Stored records
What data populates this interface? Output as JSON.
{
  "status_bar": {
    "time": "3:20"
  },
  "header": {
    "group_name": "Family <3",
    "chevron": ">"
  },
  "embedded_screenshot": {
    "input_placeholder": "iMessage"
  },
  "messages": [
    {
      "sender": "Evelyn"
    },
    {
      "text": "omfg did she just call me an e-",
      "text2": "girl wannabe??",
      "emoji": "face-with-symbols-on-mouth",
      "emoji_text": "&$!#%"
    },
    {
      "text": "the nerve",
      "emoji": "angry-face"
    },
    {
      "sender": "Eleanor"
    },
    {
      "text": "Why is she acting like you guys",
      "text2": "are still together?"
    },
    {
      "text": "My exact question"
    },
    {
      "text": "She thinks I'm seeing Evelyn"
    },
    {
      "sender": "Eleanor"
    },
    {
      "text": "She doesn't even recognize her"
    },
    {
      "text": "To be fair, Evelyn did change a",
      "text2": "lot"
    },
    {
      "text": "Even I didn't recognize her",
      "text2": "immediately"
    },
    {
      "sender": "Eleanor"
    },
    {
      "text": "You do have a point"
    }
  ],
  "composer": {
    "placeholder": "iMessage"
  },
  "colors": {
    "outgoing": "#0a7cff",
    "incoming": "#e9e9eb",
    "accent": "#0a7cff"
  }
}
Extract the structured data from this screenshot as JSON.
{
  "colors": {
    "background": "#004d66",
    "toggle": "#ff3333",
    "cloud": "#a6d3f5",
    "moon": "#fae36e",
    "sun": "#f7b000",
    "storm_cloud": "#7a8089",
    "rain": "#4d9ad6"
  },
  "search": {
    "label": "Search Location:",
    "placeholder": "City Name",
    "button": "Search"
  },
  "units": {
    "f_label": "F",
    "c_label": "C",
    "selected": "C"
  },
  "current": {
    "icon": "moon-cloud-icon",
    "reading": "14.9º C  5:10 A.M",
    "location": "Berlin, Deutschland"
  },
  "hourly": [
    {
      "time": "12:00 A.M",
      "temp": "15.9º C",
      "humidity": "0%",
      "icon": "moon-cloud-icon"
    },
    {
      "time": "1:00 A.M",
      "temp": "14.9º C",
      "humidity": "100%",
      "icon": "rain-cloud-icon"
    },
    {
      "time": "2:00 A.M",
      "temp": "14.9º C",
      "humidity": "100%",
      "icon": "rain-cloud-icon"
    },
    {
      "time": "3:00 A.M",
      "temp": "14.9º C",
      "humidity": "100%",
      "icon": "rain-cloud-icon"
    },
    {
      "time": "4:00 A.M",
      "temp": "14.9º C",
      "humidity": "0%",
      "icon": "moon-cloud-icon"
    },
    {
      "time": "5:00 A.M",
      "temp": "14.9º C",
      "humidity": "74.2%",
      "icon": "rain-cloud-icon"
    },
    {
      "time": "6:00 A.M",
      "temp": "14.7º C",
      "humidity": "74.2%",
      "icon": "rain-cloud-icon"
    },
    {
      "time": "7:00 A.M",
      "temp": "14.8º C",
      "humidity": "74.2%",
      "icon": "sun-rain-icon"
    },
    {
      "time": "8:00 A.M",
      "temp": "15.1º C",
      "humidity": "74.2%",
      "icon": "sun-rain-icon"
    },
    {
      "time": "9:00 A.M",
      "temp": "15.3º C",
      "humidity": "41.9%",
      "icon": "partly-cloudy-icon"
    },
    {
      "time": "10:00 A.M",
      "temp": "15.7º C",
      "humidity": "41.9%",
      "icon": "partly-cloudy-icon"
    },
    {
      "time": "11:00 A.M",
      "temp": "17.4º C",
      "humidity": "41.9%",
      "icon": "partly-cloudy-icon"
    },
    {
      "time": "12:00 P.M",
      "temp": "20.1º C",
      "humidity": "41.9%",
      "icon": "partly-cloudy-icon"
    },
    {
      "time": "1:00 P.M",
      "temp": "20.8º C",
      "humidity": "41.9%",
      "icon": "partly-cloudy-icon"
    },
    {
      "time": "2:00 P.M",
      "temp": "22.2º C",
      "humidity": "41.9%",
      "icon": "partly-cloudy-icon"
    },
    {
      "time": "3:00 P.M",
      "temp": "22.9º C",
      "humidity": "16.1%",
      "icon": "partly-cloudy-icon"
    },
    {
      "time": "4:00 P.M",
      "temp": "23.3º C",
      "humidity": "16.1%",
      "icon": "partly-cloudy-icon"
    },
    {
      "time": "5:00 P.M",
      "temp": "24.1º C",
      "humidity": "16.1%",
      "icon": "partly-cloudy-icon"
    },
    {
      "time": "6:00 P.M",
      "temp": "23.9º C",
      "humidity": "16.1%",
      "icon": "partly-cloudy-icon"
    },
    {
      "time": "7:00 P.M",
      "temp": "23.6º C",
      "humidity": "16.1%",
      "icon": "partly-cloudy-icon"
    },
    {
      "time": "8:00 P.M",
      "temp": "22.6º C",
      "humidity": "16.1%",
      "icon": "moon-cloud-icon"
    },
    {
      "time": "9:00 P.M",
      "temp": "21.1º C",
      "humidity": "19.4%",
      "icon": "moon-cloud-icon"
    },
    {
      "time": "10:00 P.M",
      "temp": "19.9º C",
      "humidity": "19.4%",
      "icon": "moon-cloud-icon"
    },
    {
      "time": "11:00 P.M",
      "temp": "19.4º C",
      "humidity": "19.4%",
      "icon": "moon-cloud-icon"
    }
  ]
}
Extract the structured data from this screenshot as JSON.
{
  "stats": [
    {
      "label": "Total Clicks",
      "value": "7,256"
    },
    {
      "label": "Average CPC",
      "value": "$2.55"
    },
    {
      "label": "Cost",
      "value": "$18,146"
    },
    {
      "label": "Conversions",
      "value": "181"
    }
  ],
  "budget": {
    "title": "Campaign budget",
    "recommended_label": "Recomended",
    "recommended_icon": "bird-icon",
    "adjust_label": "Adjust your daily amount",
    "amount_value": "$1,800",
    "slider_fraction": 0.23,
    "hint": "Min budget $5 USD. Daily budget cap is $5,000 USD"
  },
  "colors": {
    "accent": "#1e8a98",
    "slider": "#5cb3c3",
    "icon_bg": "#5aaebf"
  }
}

● Set problem
Your task is to return the full listing exactly as it was given.

● Exercise response
What data populates this interface? Output as JSON.
{
  "status_bar": {
    "time": "3:20"
  },
  "header": {
    "group_name": "Family <3",
    "chevron": ">"
  },
  "embedded_screenshot": {
    "input_placeholder": "iMessage"
  },
  "messages": [
    {
      "sender": "Evelyn"
    },
    {
      "text": "omfg did she just call me an e-",
      "text2": "girl wannabe??",
      "emoji": "face-with-symbols-on-mouth",
      "emoji_text": "&$!#%"
    },
    {
      "text": "the nerve",
      "emoji": "angry-face"
    },
    {
      "sender": "Eleanor"
    },
    {
      "text": "Why is she acting like you guys",
      "text2": "are still together?"
    },
    {
      "text": "My exact question"
    },
    {
      "text": "She thinks I'm seeing Evelyn"
    },
    {
      "sender": "Eleanor"
    },
    {
      "text": "She doesn't even recognize her"
    },
    {
      "text": "To be fair, Evelyn did change a",
      "text2": "lot"
    },
    {
      "text": "Even I didn't recognize her",
      "text2": "immediately"
    },
    {
      "sender": "Eleanor"
    },
    {
      "text": "You do have a point"
    }
  ],
  "composer": {
    "placeholder": "iMessage"
  },
  "colors": {
    "outgoing": "#0a7cff",
    "incoming": "#e9e9eb",
    "accent": "#0a7cff"
  }
}
Extract the structured data from this screenshot as JSON.
{
  "colors": {
    "background": "#004d66",
    "toggle": "#ff3333",
    "cloud": "#a6d3f5",
    "moon": "#fae36e",
    "sun": "#f7b000",
    "storm_cloud": "#7a8089",
    "rain": "#4d9ad6"
  },
  "search": {
    "label": "Search Location:",
    "placeholder": "City Name",
    "button": "Search"
  },
  "units": {
    "f_label": "F",
    "c_label": "C",
    "selected": "C"
  },
  "current": {
    "icon": "moon-cloud-icon",
    "reading": "14.9º C  5:10 A.M",
    "location": "Berlin, Deutschland"
  },
  "hourly": [
    {
      "time": "12:00 A.M",
      "temp": "15.9º C",
      "humidity": "0%",
      "icon": "moon-cloud-icon"
    },
    {
      "time": "1:00 A.M",
      "temp": "14.9º C",
      "humidity": "100%",
      "icon": "rain-cloud-icon"
    },
    {
      "time": "2:00 A.M",
      "temp": "14.9º C",
      "humidity": "100%",
      "icon": "rain-cloud-icon"
    },
    {
      "time": "3:00 A.M",
      "temp": "14.9º C",
      "humidity": "100%",
      "icon": "rain-cloud-icon"
    },
    {
      "time": "4:00 A.M",
      "temp": "14.9º C",
      "humidity": "0%",
      "icon": "moon-cloud-icon"
    },
    {
      "time": "5:00 A.M",
      "temp": "14.9º C",
      "humidity": "74.2%",
      "icon": "rain-cloud-icon"
    },
    {
      "time": "6:00 A.M",
      "temp": "14.7º C",
      "humidity": "74.2%",
      "icon": "rain-cloud-icon"
    },
    {
      "time": "7:00 A.M",
      "temp": "14.8º C",
      "humidity": "74.2%",
      "icon": "sun-rain-icon"
    },
    {
      "time": "8:00 A.M",
      "temp": "15.1º C",
      "humidity": "74.2%",
      "icon": "sun-rain-icon"
    },
    {
      "time": "9:00 A.M",
      "temp": "15.3º C",
      "humidity": "41.9%",
      "icon": "partly-cloudy-icon"
    },
    {
      "time": "10:00 A.M",
      "temp": "15.7º C",
      "humidity": "41.9%",
      "icon": "partly-cloudy-icon"
    },
    {
      "time": "11:00 A.M",
      "temp": "17.4º C",
      "humidity": "41.9%",
      "icon": "partly-cloudy-icon"
    },
    {
      "time": "12:00 P.M",
      "temp": "20.1º C",
      "humidity": "41.9%",
      "icon": "partly-cloudy-icon"
    },
    {
      "time": "1:00 P.M",
      "temp": "20.8º C",
      "humidity": "41.9%",
      "icon": "partly-cloudy-icon"
    },
    {
      "time": "2:00 P.M",
      "temp": "22.2º C",
      "humidity": "41.9%",
      "icon": "partly-cloudy-icon"
    },
    {
      "time": "3:00 P.M",
      "temp": "22.9º C",
      "humidity": "16.1%",
      "icon": "partly-cloudy-icon"
    },
    {
      "time": "4:00 P.M",
      "temp": "23.3º C",
      "humidity": "16.1%",
      "icon": "partly-cloudy-icon"
    },
    {
      "time": "5:00 P.M",
      "temp": "24.1º C",
      "humidity": "16.1%",
      "icon": "partly-cloudy-icon"
    },
    {
      "time": "6:00 P.M",
      "temp": "23.9º C",
      "humidity": "16.1%",
      "icon": "partly-cloudy-icon"
    },
    {
      "time": "7:00 P.M",
      "temp": "23.6º C",
      "humidity": "16.1%",
      "icon": "partly-cloudy-icon"
    },
    {
      "time": "8:00 P.M",
      "temp": "22.6º C",
      "humidity": "16.1%",
      "icon": "moon-cloud-icon"
    },
    {
      "time": "9:00 P.M",
      "temp": "21.1º C",
      "humidity": "19.4%",
      "icon": "moon-cloud-icon"
    },
    {
      "time": "10:00 P.M",
      "temp": "19.9º C",
      "humidity": "19.4%",
      "icon": "moon-cloud-icon"
    },
    {
      "time": "11:00 P.M",
      "temp": "19.4º C",
      "humidity": "19.4%",
      "icon": "moon-cloud-icon"
    }
  ]
}
Extract the structured data from this screenshot as JSON.
{
  "stats": [
    {
      "label": "Total Clicks",
      "value": "7,256"
    },
    {
      "label": "Average CPC",
      "value": "$2.55"
    },
    {
      "label": "Cost",
      "value": "$18,146"
    },
    {
      "label": "Conversions",
      "value": "181"
    }
  ],
  "budget": {
    "title": "Campaign budget",
    "recommended_label": "Recomended",
    "recommended_icon": "bird-icon",
    "adjust_label": "Adjust your daily amount",
    "amount_value": "$1,800",
    "slider_fraction": 0.23,
    "hint": "Min budget $5 USD. Daily budget cap is $5,000 USD"
  },
  "colors": {
    "accent": "#1e8a98",
    "slider": "#5cb3c3",
    "icon_bg": "#5aaebf"
  }
}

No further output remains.